§ **REQUIRED WORK**
Copy the lines below as they are; omit the images they contain.

§ **RECORDS TO PROCESS**

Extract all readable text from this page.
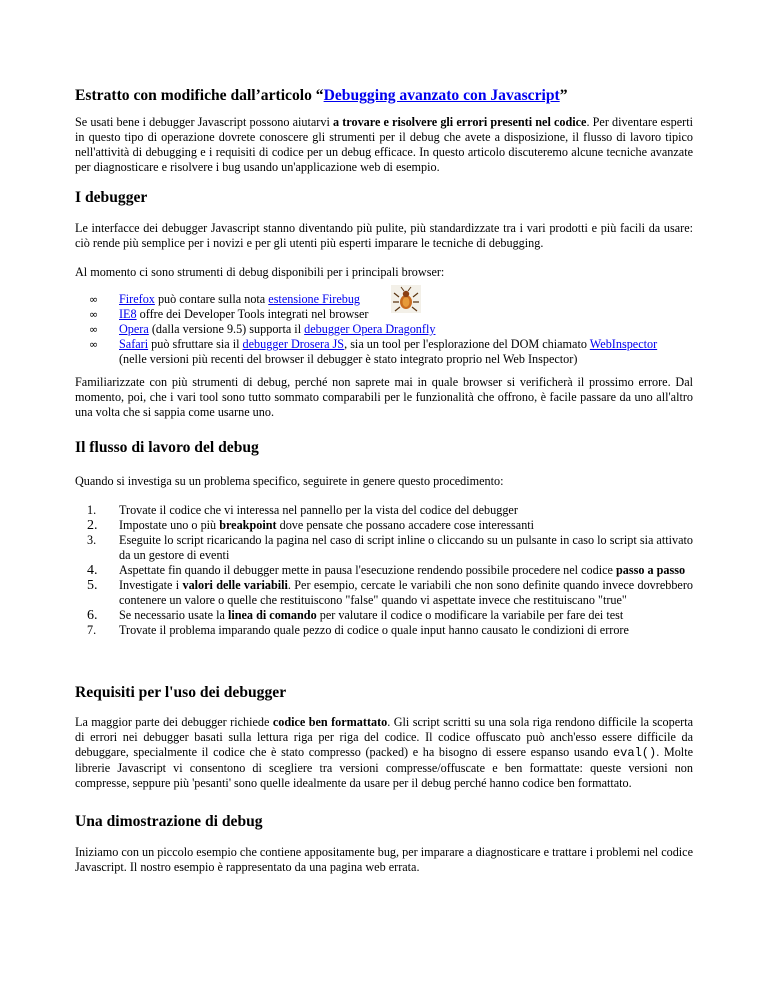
Estratto con modifiche dall’articolo “Debugging avanzato con Javascript”

Se usati bene i debugger Javascript possono aiutarvi a trovare e risolvere gli errori presenti nel codice. Per diventare esperti in questo tipo di operazione dovrete conoscere gli strumenti per il debug che avete a disposizione, il flusso di lavoro tipico nell'attività di debugging e i requisiti di codice per un debug efficace. In questo articolo discuteremo alcune tecniche avanzate per diagnosticare e risolvere i bug usando un'applicazione web di esempio.

I debugger

Le interfacce dei debugger Javascript stanno diventando più pulite, più standardizzate tra i vari prodotti e più facili da usare: ciò rende più semplice per i novizi e per gli utenti più esperti imparare le tecniche di debugging.

Al momento ci sono strumenti di debug disponibili per i principali browser:

∞	Firefox può contare sulla nota estensione Firebug
∞	IE8 offre dei Developer Tools integrati nel browser
∞	Opera (dalla versione 9.5) supporta il debugger Opera Dragonfly
∞	Safari può sfruttare sia il debugger Drosera JS, sia un tool per l'esplorazione del DOM chiamato WebInspector
(nelle versioni più recenti del browser il debugger è stato integrato proprio nel Web Inspector)

Familiarizzate con più strumenti di debug, perché non saprete mai in quale browser si verificherà il prossimo errore. Dal momento, poi, che i vari tool sono tutto sommato comparabili per le funzionalità che offrono, è facile passare da uno all'altro una volta che si sappia come usarne uno.

Il flusso di lavoro del debug

Quando si investiga su un problema specifico, seguirete in genere questo procedimento:

1.	Trovate il codice che vi interessa nel pannello per la vista del codice del debugger
2.	Impostate uno o più breakpoint dove pensate che possano accadere cose interessanti
3.	Eseguite lo script ricaricando la pagina nel caso di script inline o cliccando su un pulsante in caso lo script sia attivato da un gestore di eventi
4.	Aspettate fin quando il debugger mette in pausa l'esecuzione rendendo possibile procedere nel codice passo a passo
5.	Investigate i valori delle variabili. Per esempio, cercate le variabili che non sono definite quando invece dovrebbero contenere un valore o quelle che restituiscono "false" quando vi aspettate invece che restituiscano "true"
6.	Se necessario usate la linea di comando per valutare il codice o modificare la variabile per fare dei test
7.	Trovate il problema imparando quale pezzo di codice o quale input hanno causato le condizioni di errore
Requisiti per l'uso dei debugger

La maggior parte dei debugger richiede codice ben formattato. Gli script scritti su una sola riga rendono difficile la scoperta di errori nei debugger basati sulla lettura riga per riga del codice. Il codice offuscato può anch'esso essere difficile da debuggare, specialmente il codice che è stato compresso (packed) e ha bisogno di essere espanso usando eval(). Molte librerie Javascript vi consentono di scegliere tra versioni compresse/offuscate e ben formattate: queste versioni non compresse, seppure più 'pesanti' sono quelle idealmente da usare per il debug perché hanno codice ben formattato.

Una dimostrazione di debug

Iniziamo con un piccolo esempio che contiene appositamente bug, per imparare a diagnosticare e trattare i problemi nel codice Javascript. Il nostro esempio è rappresentato da una pagina web errata.
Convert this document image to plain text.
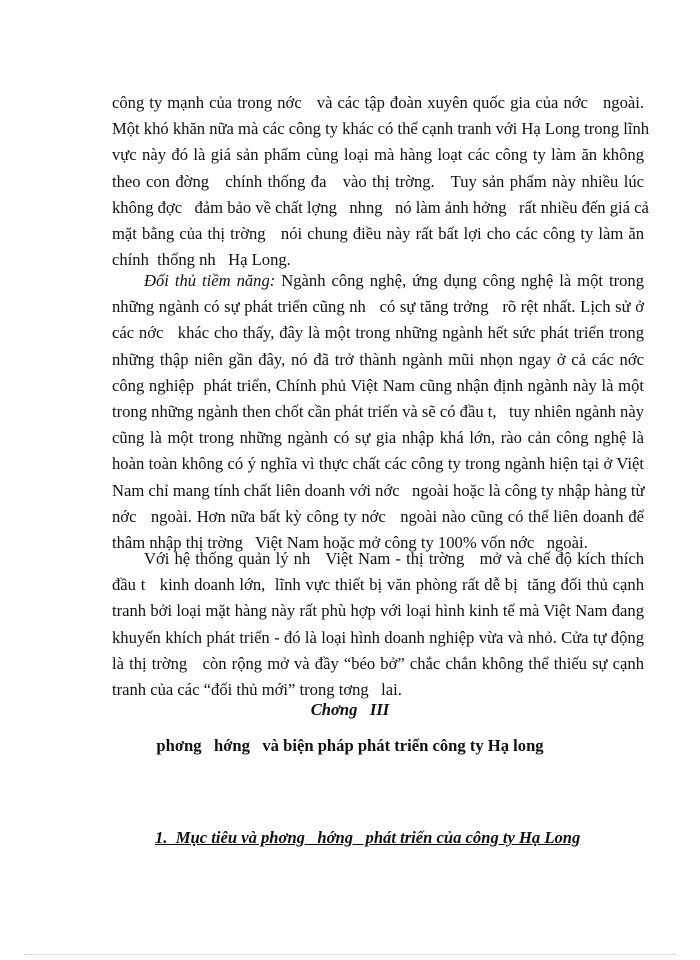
công ty mạnh của trong nớc   và các tập đoàn xuyên quốc gia của nớc   ngoài.
Một khó khăn nữa mà các công ty khác có thể cạnh tranh với Hạ Long trong lĩnh
vực này đó là giá sản phẩm cùng loại mà hàng loạt các công ty làm ăn không
theo con đờng   chính thống đa   vào thị trờng.   Tuy sản phẩm này nhiều lúc
không đợc   đảm bảo về chất lợng   nhng   nó làm ảnh hởng   rất nhiều đến giá cả
mặt bằng của thị trờng   nói chung điều này rất bất lợi cho các công ty làm ăn
chính  thống nh   Hạ Long.
Đối thủ tiềm năng: Ngành công nghệ, ứng dụng công nghệ là một trong
những ngành có sự phát triển cũng nh   có sự tăng trởng   rõ rệt nhất. Lịch sử ở
các nớc   khác cho thấy, đây là một trong những ngành hết sức phát triển trong
những thập niên gần đây, nó đã trở thành ngành mũi nhọn ngay ở cả các nớc
công nghiệp  phát triển, Chính phủ Việt Nam cũng nhận định ngành này là một
trong những ngành then chốt cần phát triển và sẽ có đầu t,   tuy nhiên ngành này
cũng là một trong những ngành có sự gia nhập khá lớn, rào cản công nghệ là
hoàn toàn không có ý nghĩa vì thực chất các công ty trong ngành hiện tại ở Việt
Nam chỉ mang tính chất liên doanh với nớc   ngoài hoặc là công ty nhập hàng từ
nớc   ngoài. Hơn nữa bất kỳ công ty nớc   ngoài nào cũng có thể liên doanh để
thâm nhập thị trờng   Việt Nam hoặc mở công ty 100% vốn nớc   ngoài.
Với hệ thống quản lý nh   Việt Nam - thị trờng   mở và chế độ kích thích
đầu t   kinh doanh lớn,  lĩnh vực thiết bị văn phòng rất dễ bị  tăng đối thủ cạnh
tranh bởi loại mặt hàng này rất phù hợp với loại hình kinh tế mà Việt Nam đang
khuyến khích phát triển - đó là loại hình doanh nghiệp vừa và nhỏ. Cửa tự động
là thị trờng   còn rộng mở và đầy “béo bở” chắc chắn không thể thiếu sự cạnh
tranh của các “đối thủ mới” trong tơng   lai.
Chơng   III
phơng   hớng   và biện pháp phát triển công ty Hạ long
1.  Mục tiêu và phơng   hớng   phát triển của công ty Hạ Long
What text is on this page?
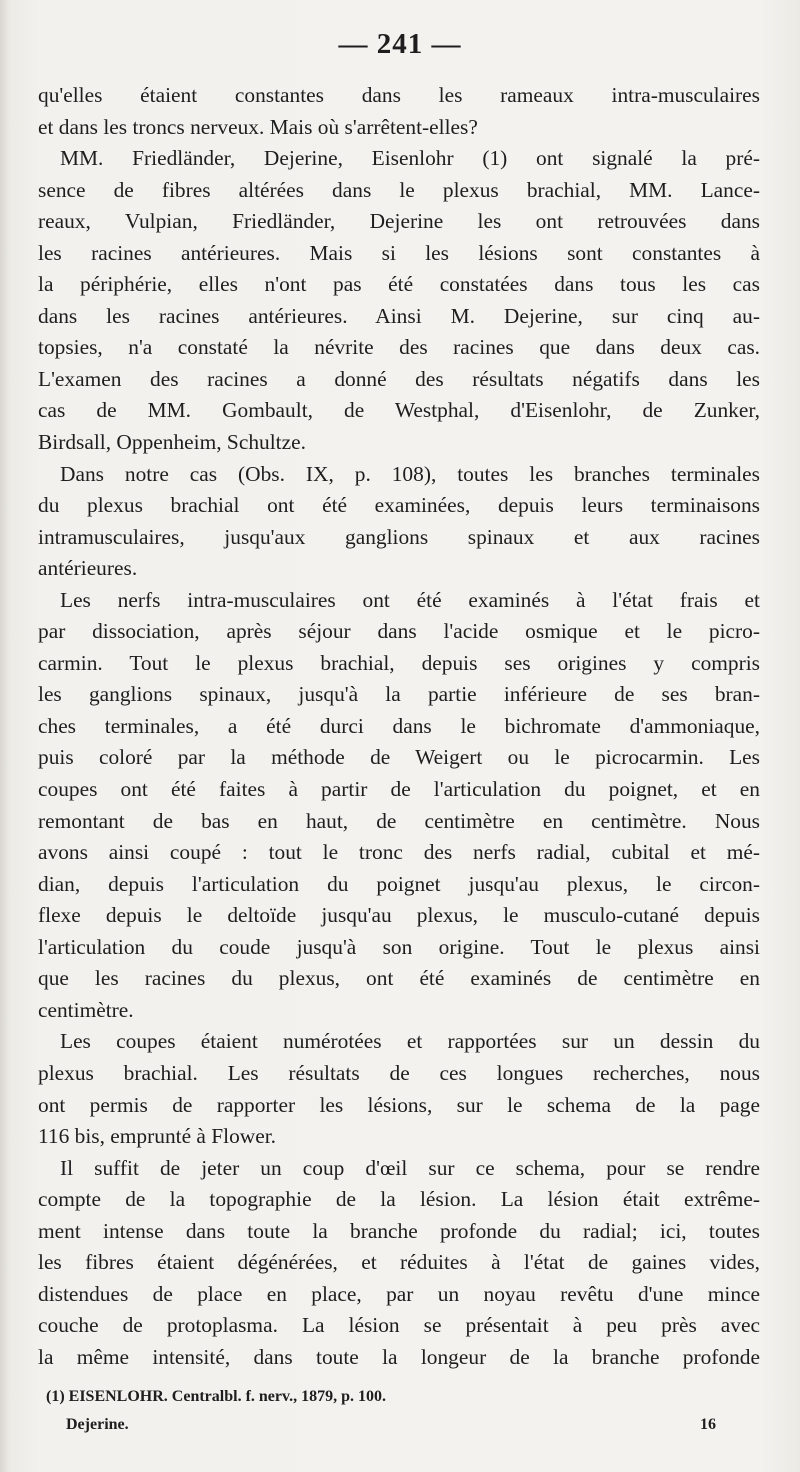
— 241 —

qu'elles étaient constantes dans les rameaux intra-musculaires
et dans les troncs nerveux. Mais où s'arrêtent-elles?

MM. Friedländer, Dejerine, Eisenlohr (1) ont signalé la pré-
sence de fibres altérées dans le plexus brachial, MM. Lance-
reaux, Vulpian, Friedländer, Dejerine les ont retrouvées dans
les racines antérieures. Mais si les lésions sont constantes à
la périphérie, elles n'ont pas été constatées dans tous les cas
dans les racines antérieures. Ainsi M. Dejerine, sur cinq au-
topsies, n'a constaté la névrite des racines que dans deux cas.
L'examen des racines a donné des résultats négatifs dans les
cas de MM. Gombault, de Westphal, d'Eisenlohr, de Zunker,
Birdsall, Oppenheim, Schultze.

Dans notre cas (Obs. IX, p. 108), toutes les branches terminales
du plexus brachial ont été examinées, depuis leurs terminaisons
intramusculaires, jusqu'aux ganglions spinaux et aux racines
antérieures.

Les nerfs intra-musculaires ont été examinés à l'état frais et
par dissociation, après séjour dans l'acide osmique et le picro-
carmin. Tout le plexus brachial, depuis ses origines y compris
les ganglions spinaux, jusqu'à la partie inférieure de ses bran-
ches terminales, a été durci dans le bichromate d'ammoniaque,
puis coloré par la méthode de Weigert ou le picrocarmin. Les
coupes ont été faites à partir de l'articulation du poignet, et en
remontant de bas en haut, de centimètre en centimètre. Nous
avons ainsi coupé : tout le tronc des nerfs radial, cubital et mé-
dian, depuis l'articulation du poignet jusqu'au plexus, le circon-
flexe depuis le deltoïde jusqu'au plexus, le musculo-cutané depuis
l'articulation du coude jusqu'à son origine. Tout le plexus ainsi
que les racines du plexus, ont été examinés de centimètre en
centimètre.

Les coupes étaient numérotées et rapportées sur un dessin du
plexus brachial. Les résultats de ces longues recherches, nous
ont permis de rapporter les lésions, sur le schema de la page
116 bis, emprunté à Flower.

Il suffit de jeter un coup d'œil sur ce schema, pour se rendre
compte de la topographie de la lésion. La lésion était extrême-
ment intense dans toute la branche profonde du radial; ici, toutes
les fibres étaient dégénérées, et réduites à l'état de gaines vides,
distendues de place en place, par un noyau revêtu d'une mince
couche de protoplasma. La lésion se présentait à peu près avec
la même intensité, dans toute la longeur de la branche profonde

(1) EISENLOHR. Centralbl. f. nerv., 1879, p. 100.
Dejerine.	16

§ **EXERCISE OUTPUT**
Extract all readable text from this page.
Estratto con modifiche dall’articolo “Debugging avanzato con Javascript”

Se usati bene i debugger Javascript possono aiutarvi a trovare e risolvere gli errori presenti nel codice. Per diventare esperti in questo tipo di operazione dovrete conoscere gli strumenti per il debug che avete a disposizione, il flusso di lavoro tipico nell'attività di debugging e i requisiti di codice per un debug efficace. In questo articolo discuteremo alcune tecniche avanzate per diagnosticare e risolvere i bug usando un'applicazione web di esempio.

I debugger

Le interfacce dei debugger Javascript stanno diventando più pulite, più standardizzate tra i vari prodotti e più facili da usare: ciò rende più semplice per i novizi e per gli utenti più esperti imparare le tecniche di debugging.

Al momento ci sono strumenti di debug disponibili per i principali browser:

∞	Firefox può contare sulla nota estensione Firebug
∞	IE8 offre dei Developer Tools integrati nel browser
∞	Opera (dalla versione 9.5) supporta il debugger Opera Dragonfly
∞	Safari può sfruttare sia il debugger Drosera JS, sia un tool per l'esplorazione del DOM chiamato WebInspector
(nelle versioni più recenti del browser il debugger è stato integrato proprio nel Web Inspector)

Familiarizzate con più strumenti di debug, perché non saprete mai in quale browser si verificherà il prossimo errore. Dal momento, poi, che i vari tool sono tutto sommato comparabili per le funzionalità che offrono, è facile passare da uno all'altro una volta che si sappia come usarne uno.

Il flusso di lavoro del debug

Quando si investiga su un problema specifico, seguirete in genere questo procedimento:

1.	Trovate il codice che vi interessa nel pannello per la vista del codice del debugger
2.	Impostate uno o più breakpoint dove pensate che possano accadere cose interessanti
3.	Eseguite lo script ricaricando la pagina nel caso di script inline o cliccando su un pulsante in caso lo script sia attivato da un gestore di eventi
4.	Aspettate fin quando il debugger mette in pausa l'esecuzione rendendo possibile procedere nel codice passo a passo
5.	Investigate i valori delle variabili. Per esempio, cercate le variabili che non sono definite quando invece dovrebbero contenere un valore o quelle che restituiscono "false" quando vi aspettate invece che restituiscano "true"
6.	Se necessario usate la linea di comando per valutare il codice o modificare la variabile per fare dei test
7.	Trovate il problema imparando quale pezzo di codice o quale input hanno causato le condizioni di errore
Requisiti per l'uso dei debugger

La maggior parte dei debugger richiede codice ben formattato. Gli script scritti su una sola riga rendono difficile la scoperta di errori nei debugger basati sulla lettura riga per riga del codice. Il codice offuscato può anch'esso essere difficile da debuggare, specialmente il codice che è stato compresso (packed) e ha bisogno di essere espanso usando eval(). Molte librerie Javascript vi consentono di scegliere tra versioni compresse/offuscate e ben formattate: queste versioni non compresse, seppure più 'pesanti' sono quelle idealmente da usare per il debug perché hanno codice ben formattato.

Una dimostrazione di debug

Iniziamo con un piccolo esempio che contiene appositamente bug, per imparare a diagnosticare e trattare i problemi nel codice Javascript. Il nostro esempio è rappresentato da una pagina web errata.
Convert this document image to plain text.
công ty mạnh của trong nớc   và các tập đoàn xuyên quốc gia của nớc   ngoài.
Một khó khăn nữa mà các công ty khác có thể cạnh tranh với Hạ Long trong lĩnh
vực này đó là giá sản phẩm cùng loại mà hàng loạt các công ty làm ăn không
theo con đờng   chính thống đa   vào thị trờng.   Tuy sản phẩm này nhiều lúc
không đợc   đảm bảo về chất lợng   nhng   nó làm ảnh hởng   rất nhiều đến giá cả
mặt bằng của thị trờng   nói chung điều này rất bất lợi cho các công ty làm ăn
chính  thống nh   Hạ Long.
Đối thủ tiềm năng: Ngành công nghệ, ứng dụng công nghệ là một trong
những ngành có sự phát triển cũng nh   có sự tăng trởng   rõ rệt nhất. Lịch sử ở
các nớc   khác cho thấy, đây là một trong những ngành hết sức phát triển trong
những thập niên gần đây, nó đã trở thành ngành mũi nhọn ngay ở cả các nớc
công nghiệp  phát triển, Chính phủ Việt Nam cũng nhận định ngành này là một
trong những ngành then chốt cần phát triển và sẽ có đầu t,   tuy nhiên ngành này
cũng là một trong những ngành có sự gia nhập khá lớn, rào cản công nghệ là
hoàn toàn không có ý nghĩa vì thực chất các công ty trong ngành hiện tại ở Việt
Nam chỉ mang tính chất liên doanh với nớc   ngoài hoặc là công ty nhập hàng từ
nớc   ngoài. Hơn nữa bất kỳ công ty nớc   ngoài nào cũng có thể liên doanh để
thâm nhập thị trờng   Việt Nam hoặc mở công ty 100% vốn nớc   ngoài.
Với hệ thống quản lý nh   Việt Nam - thị trờng   mở và chế độ kích thích
đầu t   kinh doanh lớn,  lĩnh vực thiết bị văn phòng rất dễ bị  tăng đối thủ cạnh
tranh bởi loại mặt hàng này rất phù hợp với loại hình kinh tế mà Việt Nam đang
khuyến khích phát triển - đó là loại hình doanh nghiệp vừa và nhỏ. Cửa tự động
là thị trờng   còn rộng mở và đầy “béo bở” chắc chắn không thể thiếu sự cạnh
tranh của các “đối thủ mới” trong tơng   lai.
Chơng   III
phơng   hớng   và biện pháp phát triển công ty Hạ long
1.  Mục tiêu và phơng   hớng   phát triển của công ty Hạ Long
What text is on this page?
— 241 —

qu'elles étaient constantes dans les rameaux intra-musculaires
et dans les troncs nerveux. Mais où s'arrêtent-elles?

MM. Friedländer, Dejerine, Eisenlohr (1) ont signalé la pré-
sence de fibres altérées dans le plexus brachial, MM. Lance-
reaux, Vulpian, Friedländer, Dejerine les ont retrouvées dans
les racines antérieures. Mais si les lésions sont constantes à
la périphérie, elles n'ont pas été constatées dans tous les cas
dans les racines antérieures. Ainsi M. Dejerine, sur cinq au-
topsies, n'a constaté la névrite des racines que dans deux cas.
L'examen des racines a donné des résultats négatifs dans les
cas de MM. Gombault, de Westphal, d'Eisenlohr, de Zunker,
Birdsall, Oppenheim, Schultze.

Dans notre cas (Obs. IX, p. 108), toutes les branches terminales
du plexus brachial ont été examinées, depuis leurs terminaisons
intramusculaires, jusqu'aux ganglions spinaux et aux racines
antérieures.

Les nerfs intra-musculaires ont été examinés à l'état frais et
par dissociation, après séjour dans l'acide osmique et le picro-
carmin. Tout le plexus brachial, depuis ses origines y compris
les ganglions spinaux, jusqu'à la partie inférieure de ses bran-
ches terminales, a été durci dans le bichromate d'ammoniaque,
puis coloré par la méthode de Weigert ou le picrocarmin. Les
coupes ont été faites à partir de l'articulation du poignet, et en
remontant de bas en haut, de centimètre en centimètre. Nous
avons ainsi coupé : tout le tronc des nerfs radial, cubital et mé-
dian, depuis l'articulation du poignet jusqu'au plexus, le circon-
flexe depuis le deltoïde jusqu'au plexus, le musculo-cutané depuis
l'articulation du coude jusqu'à son origine. Tout le plexus ainsi
que les racines du plexus, ont été examinés de centimètre en
centimètre.

Les coupes étaient numérotées et rapportées sur un dessin du
plexus brachial. Les résultats de ces longues recherches, nous
ont permis de rapporter les lésions, sur le schema de la page
116 bis, emprunté à Flower.

Il suffit de jeter un coup d'œil sur ce schema, pour se rendre
compte de la topographie de la lésion. La lésion était extrême-
ment intense dans toute la branche profonde du radial; ici, toutes
les fibres étaient dégénérées, et réduites à l'état de gaines vides,
distendues de place en place, par un noyau revêtu d'une mince
couche de protoplasma. La lésion se présentait à peu près avec
la même intensité, dans toute la longeur de la branche profonde

(1) EISENLOHR. Centralbl. f. nerv., 1879, p. 100.
Dejerine.	16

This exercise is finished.